Please copy every line of the records below that holds the word "Pacific".

(Stored records)
========
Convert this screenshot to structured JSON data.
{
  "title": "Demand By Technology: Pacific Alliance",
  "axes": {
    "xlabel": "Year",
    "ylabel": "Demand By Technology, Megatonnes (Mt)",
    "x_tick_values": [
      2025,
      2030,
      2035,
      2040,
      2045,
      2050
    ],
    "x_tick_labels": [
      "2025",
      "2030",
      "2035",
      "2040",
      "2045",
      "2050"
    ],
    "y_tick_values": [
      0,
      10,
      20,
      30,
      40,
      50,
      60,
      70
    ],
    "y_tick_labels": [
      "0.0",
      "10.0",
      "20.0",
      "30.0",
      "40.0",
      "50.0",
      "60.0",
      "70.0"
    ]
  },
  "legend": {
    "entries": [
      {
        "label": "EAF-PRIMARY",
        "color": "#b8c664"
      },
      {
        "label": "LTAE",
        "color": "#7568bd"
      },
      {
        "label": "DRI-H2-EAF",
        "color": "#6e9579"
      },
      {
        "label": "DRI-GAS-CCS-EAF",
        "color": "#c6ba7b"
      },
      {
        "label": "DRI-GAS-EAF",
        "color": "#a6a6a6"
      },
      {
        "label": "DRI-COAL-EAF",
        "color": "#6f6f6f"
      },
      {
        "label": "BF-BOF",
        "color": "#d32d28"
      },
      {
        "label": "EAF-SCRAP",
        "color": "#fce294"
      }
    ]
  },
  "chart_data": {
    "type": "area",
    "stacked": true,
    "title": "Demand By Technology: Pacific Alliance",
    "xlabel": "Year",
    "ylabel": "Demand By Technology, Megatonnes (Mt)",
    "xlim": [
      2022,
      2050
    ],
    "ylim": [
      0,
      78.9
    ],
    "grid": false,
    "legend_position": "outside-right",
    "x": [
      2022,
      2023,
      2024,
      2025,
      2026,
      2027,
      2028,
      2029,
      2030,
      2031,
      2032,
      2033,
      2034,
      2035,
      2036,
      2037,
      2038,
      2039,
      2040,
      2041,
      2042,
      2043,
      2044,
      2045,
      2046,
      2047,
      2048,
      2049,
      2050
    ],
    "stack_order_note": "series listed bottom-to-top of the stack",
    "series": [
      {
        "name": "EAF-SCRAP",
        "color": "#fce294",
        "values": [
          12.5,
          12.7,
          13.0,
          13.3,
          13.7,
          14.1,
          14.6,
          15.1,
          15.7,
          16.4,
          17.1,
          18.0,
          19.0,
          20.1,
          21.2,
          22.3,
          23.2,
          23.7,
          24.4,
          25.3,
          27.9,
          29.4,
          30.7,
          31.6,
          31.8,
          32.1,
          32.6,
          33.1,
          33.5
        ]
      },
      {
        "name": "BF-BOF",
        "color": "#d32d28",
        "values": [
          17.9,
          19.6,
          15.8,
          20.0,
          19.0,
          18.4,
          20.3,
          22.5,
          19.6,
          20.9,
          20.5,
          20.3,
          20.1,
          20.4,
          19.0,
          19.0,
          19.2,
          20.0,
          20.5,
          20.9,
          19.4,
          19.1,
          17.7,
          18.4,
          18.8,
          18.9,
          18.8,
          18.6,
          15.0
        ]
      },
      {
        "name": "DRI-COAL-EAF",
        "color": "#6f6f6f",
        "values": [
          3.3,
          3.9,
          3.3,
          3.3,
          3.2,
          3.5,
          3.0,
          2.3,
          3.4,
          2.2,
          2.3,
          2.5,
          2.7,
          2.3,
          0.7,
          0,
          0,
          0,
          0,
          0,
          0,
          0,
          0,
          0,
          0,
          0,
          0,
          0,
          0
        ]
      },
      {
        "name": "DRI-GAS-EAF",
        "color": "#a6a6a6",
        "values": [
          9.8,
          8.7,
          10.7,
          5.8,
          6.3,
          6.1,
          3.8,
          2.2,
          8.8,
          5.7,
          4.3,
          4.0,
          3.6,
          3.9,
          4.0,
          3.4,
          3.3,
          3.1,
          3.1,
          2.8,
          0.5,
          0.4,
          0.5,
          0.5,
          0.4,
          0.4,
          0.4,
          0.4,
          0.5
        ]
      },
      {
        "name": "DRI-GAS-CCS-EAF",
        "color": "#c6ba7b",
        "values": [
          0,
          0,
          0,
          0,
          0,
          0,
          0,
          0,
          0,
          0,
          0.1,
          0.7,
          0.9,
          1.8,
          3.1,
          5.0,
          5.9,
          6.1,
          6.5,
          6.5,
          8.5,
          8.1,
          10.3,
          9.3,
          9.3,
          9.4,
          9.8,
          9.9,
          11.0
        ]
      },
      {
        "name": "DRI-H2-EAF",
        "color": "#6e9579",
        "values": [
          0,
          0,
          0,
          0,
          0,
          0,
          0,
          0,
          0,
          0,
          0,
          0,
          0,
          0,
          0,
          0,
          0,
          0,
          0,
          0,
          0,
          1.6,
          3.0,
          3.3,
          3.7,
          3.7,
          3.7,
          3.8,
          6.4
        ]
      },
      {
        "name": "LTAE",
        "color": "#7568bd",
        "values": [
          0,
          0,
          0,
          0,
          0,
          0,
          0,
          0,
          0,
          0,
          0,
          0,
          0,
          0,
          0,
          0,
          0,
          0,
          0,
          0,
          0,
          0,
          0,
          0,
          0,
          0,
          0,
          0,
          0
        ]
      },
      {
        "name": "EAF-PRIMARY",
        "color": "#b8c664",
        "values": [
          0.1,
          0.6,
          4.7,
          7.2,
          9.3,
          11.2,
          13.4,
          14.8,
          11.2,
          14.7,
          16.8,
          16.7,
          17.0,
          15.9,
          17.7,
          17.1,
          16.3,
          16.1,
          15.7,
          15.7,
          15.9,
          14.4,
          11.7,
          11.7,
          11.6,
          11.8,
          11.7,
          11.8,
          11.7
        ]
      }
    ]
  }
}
========
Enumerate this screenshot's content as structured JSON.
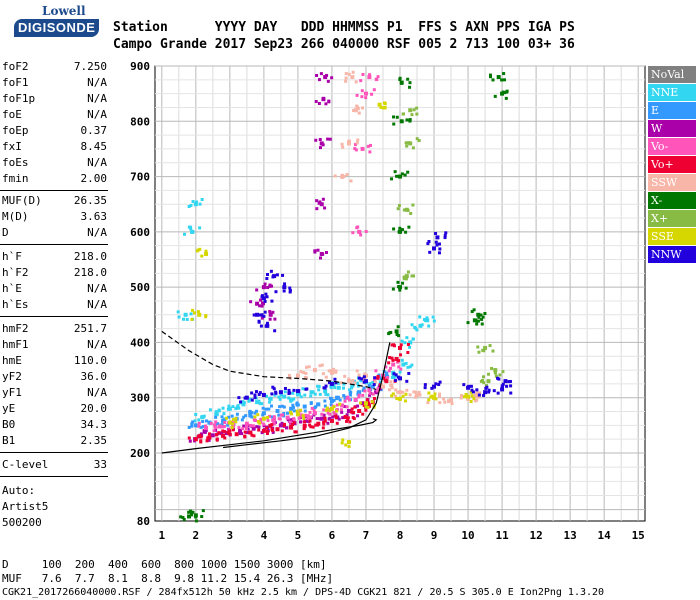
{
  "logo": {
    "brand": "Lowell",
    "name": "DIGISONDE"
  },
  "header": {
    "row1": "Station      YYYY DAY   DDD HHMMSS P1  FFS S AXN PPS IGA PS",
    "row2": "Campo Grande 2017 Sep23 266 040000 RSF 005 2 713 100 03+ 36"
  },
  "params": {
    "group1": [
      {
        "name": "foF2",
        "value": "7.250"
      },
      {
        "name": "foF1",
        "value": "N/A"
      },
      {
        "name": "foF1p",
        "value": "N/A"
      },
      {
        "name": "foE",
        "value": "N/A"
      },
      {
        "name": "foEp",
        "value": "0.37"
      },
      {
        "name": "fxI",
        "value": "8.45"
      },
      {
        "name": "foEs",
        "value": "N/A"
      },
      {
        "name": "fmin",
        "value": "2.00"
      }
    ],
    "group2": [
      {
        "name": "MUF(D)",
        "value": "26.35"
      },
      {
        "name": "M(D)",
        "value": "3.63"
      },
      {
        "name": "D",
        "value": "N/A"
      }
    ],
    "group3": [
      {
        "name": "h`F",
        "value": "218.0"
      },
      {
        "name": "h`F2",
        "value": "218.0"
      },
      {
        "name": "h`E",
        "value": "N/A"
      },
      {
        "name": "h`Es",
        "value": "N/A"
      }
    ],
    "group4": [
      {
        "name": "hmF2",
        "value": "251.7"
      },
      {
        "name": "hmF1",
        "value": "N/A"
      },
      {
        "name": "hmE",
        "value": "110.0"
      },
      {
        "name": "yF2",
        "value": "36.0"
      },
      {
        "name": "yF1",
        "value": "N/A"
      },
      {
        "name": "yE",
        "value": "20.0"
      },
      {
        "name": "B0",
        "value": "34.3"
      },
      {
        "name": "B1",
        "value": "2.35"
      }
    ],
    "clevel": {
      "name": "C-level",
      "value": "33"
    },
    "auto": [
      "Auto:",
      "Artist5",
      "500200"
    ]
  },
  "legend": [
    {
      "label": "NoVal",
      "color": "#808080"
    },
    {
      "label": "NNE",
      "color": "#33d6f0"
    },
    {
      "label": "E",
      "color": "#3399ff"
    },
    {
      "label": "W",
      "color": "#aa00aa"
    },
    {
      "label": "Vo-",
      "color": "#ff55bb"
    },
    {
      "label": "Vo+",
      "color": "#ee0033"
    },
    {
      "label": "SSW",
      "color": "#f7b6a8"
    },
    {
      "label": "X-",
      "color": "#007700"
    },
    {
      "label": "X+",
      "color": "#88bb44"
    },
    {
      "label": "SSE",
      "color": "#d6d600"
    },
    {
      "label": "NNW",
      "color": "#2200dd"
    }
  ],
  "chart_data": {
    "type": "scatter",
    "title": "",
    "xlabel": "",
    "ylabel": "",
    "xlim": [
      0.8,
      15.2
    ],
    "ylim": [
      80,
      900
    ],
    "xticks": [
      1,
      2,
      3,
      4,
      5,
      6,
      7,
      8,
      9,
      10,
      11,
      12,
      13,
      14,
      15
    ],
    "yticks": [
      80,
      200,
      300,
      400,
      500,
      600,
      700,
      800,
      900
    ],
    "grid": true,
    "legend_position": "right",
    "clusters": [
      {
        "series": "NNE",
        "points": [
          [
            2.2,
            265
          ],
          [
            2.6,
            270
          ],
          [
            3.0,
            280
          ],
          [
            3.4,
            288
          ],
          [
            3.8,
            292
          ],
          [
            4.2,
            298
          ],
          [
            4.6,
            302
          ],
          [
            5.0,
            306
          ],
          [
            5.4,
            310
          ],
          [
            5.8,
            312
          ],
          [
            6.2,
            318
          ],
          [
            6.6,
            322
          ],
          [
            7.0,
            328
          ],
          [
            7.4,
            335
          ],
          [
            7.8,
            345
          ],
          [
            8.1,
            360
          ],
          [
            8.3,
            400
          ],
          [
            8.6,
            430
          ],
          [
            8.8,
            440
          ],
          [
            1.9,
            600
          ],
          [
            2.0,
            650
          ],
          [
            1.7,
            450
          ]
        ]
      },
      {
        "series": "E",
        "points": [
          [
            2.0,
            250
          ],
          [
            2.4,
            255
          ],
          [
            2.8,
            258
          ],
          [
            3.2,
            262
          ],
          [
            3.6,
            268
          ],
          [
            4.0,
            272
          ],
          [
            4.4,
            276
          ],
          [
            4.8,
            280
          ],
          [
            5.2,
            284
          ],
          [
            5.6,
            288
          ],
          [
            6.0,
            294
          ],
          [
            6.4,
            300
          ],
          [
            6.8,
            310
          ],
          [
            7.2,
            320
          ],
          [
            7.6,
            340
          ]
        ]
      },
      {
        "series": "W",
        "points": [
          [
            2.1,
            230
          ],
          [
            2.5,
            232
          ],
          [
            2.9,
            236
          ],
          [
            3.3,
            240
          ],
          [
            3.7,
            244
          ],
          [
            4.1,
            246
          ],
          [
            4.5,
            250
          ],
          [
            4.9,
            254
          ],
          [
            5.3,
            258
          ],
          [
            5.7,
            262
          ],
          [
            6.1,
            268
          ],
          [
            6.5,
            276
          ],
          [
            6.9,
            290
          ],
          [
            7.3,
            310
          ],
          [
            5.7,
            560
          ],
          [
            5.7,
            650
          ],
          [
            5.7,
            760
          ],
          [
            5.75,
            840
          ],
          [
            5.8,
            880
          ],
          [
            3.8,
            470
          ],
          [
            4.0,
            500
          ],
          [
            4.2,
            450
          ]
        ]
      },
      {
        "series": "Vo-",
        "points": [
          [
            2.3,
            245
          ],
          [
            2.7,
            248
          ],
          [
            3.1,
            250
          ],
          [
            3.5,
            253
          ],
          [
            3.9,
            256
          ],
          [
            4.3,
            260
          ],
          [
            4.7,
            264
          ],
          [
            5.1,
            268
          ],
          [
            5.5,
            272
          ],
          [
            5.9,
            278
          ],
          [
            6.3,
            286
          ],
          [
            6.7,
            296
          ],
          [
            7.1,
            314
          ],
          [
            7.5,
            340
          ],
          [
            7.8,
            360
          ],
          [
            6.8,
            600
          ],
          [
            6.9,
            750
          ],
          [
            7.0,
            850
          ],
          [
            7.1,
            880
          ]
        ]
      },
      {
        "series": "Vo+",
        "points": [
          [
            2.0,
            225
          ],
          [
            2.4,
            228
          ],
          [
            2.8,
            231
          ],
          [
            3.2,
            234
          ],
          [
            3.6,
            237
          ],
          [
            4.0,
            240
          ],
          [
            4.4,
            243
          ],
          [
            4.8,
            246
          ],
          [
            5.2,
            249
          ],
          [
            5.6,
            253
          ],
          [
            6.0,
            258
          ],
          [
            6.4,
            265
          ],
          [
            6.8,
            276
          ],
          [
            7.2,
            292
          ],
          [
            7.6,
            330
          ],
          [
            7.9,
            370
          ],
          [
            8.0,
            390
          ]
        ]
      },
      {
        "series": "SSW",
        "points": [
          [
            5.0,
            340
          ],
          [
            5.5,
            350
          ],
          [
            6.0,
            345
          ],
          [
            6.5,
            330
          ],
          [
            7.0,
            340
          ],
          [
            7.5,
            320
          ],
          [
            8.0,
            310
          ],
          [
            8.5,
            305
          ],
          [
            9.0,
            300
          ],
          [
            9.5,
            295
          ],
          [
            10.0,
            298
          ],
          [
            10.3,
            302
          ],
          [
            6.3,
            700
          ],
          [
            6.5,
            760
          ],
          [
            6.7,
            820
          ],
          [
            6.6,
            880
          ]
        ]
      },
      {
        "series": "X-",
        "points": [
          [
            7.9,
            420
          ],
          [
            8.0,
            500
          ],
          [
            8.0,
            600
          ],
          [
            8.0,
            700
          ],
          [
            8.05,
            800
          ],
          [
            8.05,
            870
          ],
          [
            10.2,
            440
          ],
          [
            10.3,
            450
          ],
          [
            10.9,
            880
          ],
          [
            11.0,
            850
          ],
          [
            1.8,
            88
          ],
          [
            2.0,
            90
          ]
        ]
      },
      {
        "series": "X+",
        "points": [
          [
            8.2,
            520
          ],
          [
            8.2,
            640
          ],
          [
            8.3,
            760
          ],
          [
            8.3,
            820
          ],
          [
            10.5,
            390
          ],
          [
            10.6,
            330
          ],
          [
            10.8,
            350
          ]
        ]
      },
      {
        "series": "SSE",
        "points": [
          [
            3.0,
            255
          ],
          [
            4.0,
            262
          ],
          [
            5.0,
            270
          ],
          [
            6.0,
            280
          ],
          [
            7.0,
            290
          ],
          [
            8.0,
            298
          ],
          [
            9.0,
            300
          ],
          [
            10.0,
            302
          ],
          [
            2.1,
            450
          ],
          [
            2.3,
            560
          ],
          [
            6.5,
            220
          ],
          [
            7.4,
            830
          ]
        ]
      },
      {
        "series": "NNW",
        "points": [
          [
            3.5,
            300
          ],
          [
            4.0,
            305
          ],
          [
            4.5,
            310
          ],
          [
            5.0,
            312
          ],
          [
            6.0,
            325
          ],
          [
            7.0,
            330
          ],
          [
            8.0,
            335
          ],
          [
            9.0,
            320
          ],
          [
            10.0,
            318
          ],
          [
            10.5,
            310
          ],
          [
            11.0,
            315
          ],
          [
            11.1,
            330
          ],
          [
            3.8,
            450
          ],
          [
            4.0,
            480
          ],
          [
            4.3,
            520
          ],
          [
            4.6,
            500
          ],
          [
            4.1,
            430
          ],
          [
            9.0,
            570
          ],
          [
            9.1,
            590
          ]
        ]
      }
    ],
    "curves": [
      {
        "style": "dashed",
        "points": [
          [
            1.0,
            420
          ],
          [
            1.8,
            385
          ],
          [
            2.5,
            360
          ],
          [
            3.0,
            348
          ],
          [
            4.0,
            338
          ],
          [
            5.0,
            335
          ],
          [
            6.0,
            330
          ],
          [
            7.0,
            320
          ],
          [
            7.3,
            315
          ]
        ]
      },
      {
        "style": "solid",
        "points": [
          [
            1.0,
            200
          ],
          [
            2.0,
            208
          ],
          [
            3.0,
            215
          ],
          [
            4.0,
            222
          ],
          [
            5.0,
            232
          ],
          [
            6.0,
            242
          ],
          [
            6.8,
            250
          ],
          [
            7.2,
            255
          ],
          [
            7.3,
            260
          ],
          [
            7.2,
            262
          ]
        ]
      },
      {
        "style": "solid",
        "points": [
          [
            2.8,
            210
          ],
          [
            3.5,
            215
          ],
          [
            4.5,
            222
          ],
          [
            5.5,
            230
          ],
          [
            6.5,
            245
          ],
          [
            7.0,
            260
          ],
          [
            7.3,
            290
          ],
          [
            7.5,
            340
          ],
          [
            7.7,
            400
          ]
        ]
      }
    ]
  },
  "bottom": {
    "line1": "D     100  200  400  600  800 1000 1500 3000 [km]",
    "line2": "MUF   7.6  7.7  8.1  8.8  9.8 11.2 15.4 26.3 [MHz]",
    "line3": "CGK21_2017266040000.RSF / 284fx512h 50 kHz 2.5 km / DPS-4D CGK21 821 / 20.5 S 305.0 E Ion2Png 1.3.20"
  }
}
========
-- The reply --
  "title": "Demand By Technology: Pacific Alliance",
    "title": "Demand By Technology: Pacific Alliance",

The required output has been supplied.